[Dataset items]
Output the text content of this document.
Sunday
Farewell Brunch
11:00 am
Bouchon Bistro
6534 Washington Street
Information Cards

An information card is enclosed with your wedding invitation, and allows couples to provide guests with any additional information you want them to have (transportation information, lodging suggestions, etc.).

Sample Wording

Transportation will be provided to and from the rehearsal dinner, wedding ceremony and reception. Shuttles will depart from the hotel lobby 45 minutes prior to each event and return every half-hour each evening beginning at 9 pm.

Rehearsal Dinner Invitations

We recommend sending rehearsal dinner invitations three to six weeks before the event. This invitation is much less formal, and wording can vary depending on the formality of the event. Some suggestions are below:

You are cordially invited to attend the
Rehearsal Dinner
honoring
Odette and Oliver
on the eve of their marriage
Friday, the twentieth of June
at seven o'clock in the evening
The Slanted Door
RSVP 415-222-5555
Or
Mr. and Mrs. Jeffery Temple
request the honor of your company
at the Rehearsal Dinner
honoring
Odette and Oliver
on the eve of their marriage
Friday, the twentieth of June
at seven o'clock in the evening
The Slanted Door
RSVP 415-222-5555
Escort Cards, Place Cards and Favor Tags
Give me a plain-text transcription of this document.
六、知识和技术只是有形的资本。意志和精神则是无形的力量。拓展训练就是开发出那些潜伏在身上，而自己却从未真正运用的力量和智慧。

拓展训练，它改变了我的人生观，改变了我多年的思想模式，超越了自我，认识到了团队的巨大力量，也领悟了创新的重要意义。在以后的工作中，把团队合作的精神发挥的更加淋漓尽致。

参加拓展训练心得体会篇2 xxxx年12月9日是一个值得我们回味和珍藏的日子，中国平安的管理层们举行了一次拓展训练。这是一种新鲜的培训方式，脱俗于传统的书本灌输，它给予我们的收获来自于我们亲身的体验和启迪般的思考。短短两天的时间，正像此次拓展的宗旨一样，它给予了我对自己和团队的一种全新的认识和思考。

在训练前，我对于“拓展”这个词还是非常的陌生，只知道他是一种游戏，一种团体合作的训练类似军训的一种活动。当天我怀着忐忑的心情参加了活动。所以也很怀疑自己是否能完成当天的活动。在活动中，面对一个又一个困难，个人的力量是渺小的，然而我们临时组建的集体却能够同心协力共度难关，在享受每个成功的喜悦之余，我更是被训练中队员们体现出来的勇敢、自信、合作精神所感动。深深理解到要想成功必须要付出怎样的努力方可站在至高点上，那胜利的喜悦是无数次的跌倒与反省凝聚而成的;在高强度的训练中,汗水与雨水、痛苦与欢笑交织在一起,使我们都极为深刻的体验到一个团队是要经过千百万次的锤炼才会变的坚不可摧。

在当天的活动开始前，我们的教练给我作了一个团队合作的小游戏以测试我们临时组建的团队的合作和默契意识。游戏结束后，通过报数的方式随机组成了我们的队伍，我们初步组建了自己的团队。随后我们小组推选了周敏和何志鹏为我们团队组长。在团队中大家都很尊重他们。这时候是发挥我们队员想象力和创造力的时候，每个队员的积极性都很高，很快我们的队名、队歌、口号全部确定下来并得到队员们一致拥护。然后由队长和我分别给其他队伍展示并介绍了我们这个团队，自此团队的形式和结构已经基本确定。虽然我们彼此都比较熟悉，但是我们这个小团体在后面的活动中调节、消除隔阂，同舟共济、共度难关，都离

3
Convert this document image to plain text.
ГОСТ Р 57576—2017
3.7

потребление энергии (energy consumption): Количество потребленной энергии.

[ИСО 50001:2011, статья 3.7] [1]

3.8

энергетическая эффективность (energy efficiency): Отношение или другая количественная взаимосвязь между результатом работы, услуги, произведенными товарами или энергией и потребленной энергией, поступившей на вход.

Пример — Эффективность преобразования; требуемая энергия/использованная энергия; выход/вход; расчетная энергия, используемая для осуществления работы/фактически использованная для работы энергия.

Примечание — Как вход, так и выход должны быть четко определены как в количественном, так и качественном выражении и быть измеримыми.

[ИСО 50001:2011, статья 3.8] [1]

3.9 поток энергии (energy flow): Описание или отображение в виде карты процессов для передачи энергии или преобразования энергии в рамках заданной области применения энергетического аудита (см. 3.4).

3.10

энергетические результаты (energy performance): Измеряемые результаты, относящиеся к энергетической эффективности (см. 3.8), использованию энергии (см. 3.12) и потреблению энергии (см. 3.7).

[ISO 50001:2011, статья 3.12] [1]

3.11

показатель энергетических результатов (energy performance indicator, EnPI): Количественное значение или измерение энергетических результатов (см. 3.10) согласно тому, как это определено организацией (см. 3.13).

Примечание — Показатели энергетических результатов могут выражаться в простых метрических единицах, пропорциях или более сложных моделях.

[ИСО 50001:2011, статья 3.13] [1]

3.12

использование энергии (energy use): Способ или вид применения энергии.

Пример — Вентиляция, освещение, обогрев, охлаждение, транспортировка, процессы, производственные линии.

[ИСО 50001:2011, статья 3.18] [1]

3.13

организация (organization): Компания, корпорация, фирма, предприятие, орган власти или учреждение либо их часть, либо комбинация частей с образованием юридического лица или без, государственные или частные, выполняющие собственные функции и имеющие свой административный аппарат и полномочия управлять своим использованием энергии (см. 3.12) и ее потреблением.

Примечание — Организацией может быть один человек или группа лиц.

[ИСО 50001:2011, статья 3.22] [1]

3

## [Your instructions]
Give the count of lines in the data shown above that contain "энергетических", and nothing else.

## [Result for this exercise]
2